> **Reading text**
☆ ☆ ☆ ☆ ☆

Strikingly, genomic data from the study suggest that this farmer influx was mostly from women marrying into the local hunter-gatherer communities, bringing with them their know-how as well as their genes. This pattern was limited to the riverine wetlands and coastal areas across the region. The wealth of natural resources seems to have allowed the local people to selectively embrace some aspects of farming while also preserving many hunter-gatherer practices, and therefore genes.
The high levels of hunter-gatherer ancestry persisted across the region (modern-day Belgium and the Netherlands) until the end of the Neolithic, around 2500 BCE, when new people spread across Europe. The new incomers this time arrived and mixed fully with local communities, so that the genomic trajectory of the area finally realigned with the neighbouring regions.
We expected a clear change between the older hunter-gatherer populations and the newer agriculturalists, but apparently in the lowlands and along the rivers of the Netherlands and Belgium, the change was less immediate. It's like a Waterworld where time stood still.

☆ ☆ ☆ ☆ ☆

> **Data for analysis**
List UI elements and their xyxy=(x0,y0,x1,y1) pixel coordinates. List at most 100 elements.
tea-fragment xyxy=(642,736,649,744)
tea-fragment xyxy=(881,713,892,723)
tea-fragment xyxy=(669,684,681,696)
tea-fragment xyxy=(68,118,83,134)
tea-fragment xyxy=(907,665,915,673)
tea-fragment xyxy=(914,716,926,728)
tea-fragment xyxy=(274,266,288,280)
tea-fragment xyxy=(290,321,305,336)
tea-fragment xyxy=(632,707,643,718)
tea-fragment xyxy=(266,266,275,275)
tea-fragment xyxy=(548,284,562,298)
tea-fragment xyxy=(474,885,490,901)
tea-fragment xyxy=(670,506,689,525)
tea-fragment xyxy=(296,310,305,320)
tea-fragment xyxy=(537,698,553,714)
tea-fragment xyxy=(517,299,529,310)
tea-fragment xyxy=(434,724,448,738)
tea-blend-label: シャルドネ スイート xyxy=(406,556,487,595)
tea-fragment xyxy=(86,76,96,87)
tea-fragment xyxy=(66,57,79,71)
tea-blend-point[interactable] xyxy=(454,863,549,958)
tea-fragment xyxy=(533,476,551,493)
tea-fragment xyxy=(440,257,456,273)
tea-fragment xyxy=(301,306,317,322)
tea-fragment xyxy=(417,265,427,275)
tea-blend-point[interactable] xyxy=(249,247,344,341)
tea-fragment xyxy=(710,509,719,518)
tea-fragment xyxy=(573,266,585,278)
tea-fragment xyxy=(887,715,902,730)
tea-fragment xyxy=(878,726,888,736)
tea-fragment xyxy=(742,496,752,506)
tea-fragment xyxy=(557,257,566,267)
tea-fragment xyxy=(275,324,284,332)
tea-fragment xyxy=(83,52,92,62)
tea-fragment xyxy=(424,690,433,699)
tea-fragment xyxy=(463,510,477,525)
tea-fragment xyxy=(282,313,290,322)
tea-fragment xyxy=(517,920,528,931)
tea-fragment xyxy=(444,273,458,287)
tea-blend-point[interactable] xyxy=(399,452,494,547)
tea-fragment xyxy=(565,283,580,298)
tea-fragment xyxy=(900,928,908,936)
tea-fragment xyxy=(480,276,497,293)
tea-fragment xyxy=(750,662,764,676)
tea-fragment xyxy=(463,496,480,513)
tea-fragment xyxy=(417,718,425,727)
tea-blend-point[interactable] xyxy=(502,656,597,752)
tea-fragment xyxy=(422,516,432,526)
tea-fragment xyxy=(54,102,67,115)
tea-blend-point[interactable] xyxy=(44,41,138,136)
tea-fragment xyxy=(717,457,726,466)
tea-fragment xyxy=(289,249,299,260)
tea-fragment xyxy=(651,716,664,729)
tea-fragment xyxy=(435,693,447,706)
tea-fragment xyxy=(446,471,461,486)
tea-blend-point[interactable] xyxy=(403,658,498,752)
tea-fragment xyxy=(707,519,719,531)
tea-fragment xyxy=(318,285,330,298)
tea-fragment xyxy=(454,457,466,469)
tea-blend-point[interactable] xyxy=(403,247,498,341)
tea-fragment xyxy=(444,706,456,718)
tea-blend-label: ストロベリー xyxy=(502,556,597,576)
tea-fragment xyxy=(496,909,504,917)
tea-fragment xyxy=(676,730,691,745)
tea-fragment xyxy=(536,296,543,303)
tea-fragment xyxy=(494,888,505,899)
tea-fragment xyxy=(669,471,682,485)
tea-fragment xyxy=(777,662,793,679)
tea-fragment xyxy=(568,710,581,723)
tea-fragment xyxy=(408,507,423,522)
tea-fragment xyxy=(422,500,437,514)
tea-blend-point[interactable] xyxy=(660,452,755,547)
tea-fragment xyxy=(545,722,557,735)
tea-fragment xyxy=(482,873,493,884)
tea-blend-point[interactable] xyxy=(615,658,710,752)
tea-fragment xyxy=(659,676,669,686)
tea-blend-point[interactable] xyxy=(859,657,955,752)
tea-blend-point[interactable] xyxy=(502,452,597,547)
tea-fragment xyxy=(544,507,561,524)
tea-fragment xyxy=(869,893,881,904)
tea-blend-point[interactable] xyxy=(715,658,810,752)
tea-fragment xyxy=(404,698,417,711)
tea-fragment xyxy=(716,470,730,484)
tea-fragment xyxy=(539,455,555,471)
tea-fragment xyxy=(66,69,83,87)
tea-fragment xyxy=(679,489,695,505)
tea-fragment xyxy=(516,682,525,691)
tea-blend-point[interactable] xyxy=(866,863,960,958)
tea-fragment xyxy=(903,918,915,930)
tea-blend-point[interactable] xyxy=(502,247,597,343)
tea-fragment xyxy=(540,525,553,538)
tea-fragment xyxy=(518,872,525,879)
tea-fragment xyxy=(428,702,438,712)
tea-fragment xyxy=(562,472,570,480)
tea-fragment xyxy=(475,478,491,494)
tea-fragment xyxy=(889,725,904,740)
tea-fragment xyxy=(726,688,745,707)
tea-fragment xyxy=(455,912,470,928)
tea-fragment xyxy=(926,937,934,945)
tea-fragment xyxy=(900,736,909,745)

☆ ☆ ☆ ☆ ☆

> **Task description**
Continue the text on hunter-gatherer ancestry in the Netherlands and Belgium, starting after its last sentence.

> **Reply to the task**
Professor John R. Stewart, co-author
Faculty of Science and Technology
Bournemouth University
Poole, UK.
Ancient DNA studies often bring to light unexpected pages of our past. We might anticipate finding the unexpected when analysing samples from unexplored or peripheral regions of the globe. But here we are looking at the heartland of Europe, making these results even more striking. It’s a testament to the power of ancient DNA studies that findings like these can still surprise us. This study has also brought to light the crucial role played by women in the transmission of knowledge from the incoming farming communities to the local hunter-gatherers. Thanks to ancient DNA studies, we can not only uncover the past but also give voice to the invaluable but often overlooked role played by women in shaping human evolution.
Dr Maria Pala, co-author.
School of Applied Sciences
University of Huddersfield
Huddersfield, UK.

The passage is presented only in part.